§ **Task objective**
Your copy of the material below should match it exactly, except that it holds no pictures.

[Data excerpts]
::::::::

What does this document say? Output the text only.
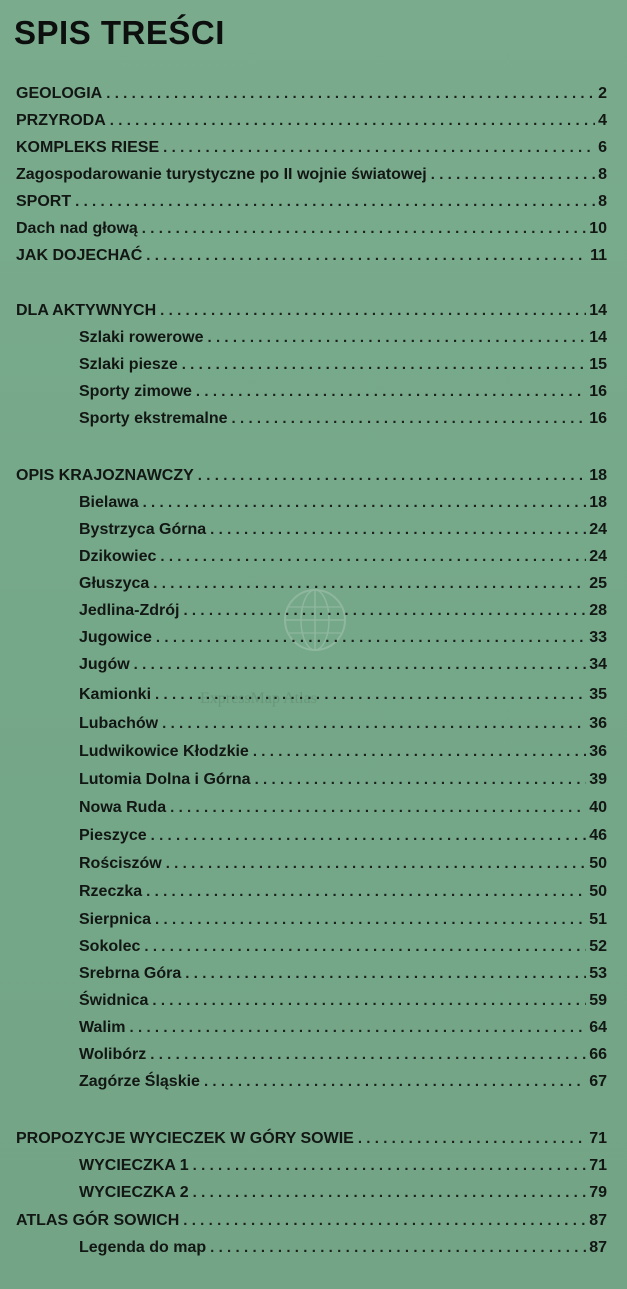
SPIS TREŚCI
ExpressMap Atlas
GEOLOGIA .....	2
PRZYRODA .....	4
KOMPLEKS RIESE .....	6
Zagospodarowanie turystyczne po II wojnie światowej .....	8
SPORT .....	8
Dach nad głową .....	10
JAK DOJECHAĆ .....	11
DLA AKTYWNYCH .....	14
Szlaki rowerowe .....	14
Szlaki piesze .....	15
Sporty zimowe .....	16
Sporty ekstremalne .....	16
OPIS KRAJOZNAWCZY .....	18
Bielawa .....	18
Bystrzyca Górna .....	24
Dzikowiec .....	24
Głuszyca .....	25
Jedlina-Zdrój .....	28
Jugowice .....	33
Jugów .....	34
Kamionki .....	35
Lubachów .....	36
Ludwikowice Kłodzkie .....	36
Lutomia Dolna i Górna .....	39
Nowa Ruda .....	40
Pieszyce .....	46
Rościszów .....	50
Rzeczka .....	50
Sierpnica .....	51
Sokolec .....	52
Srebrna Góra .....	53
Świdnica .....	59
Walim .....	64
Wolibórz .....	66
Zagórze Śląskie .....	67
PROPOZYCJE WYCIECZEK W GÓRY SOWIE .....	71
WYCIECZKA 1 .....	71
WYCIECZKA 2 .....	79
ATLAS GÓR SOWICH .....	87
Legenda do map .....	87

::::::::

§ **Final result**
What does this document say? Output the text only.
SPIS TREŚCI
ExpressMap Atlas
GEOLOGIA .....	2
PRZYRODA .....	4
KOMPLEKS RIESE .....	6
Zagospodarowanie turystyczne po II wojnie światowej .....	8
SPORT .....	8
Dach nad głową .....	10
JAK DOJECHAĆ .....	11
DLA AKTYWNYCH .....	14
Szlaki rowerowe .....	14
Szlaki piesze .....	15
Sporty zimowe .....	16
Sporty ekstremalne .....	16
OPIS KRAJOZNAWCZY .....	18
Bielawa .....	18
Bystrzyca Górna .....	24
Dzikowiec .....	24
Głuszyca .....	25
Jedlina-Zdrój .....	28
Jugowice .....	33
Jugów .....	34
Kamionki .....	35
Lubachów .....	36
Ludwikowice Kłodzkie .....	36
Lutomia Dolna i Górna .....	39
Nowa Ruda .....	40
Pieszyce .....	46
Rościszów .....	50
Rzeczka .....	50
Sierpnica .....	51
Sokolec .....	52
Srebrna Góra .....	53
Świdnica .....	59
Walim .....	64
Wolibórz .....	66
Zagórze Śląskie .....	67
PROPOZYCJE WYCIECZEK W GÓRY SOWIE .....	71
WYCIECZKA 1 .....	71
WYCIECZKA 2 .....	79
ATLAS GÓR SOWICH .....	87
Legenda do map .....	87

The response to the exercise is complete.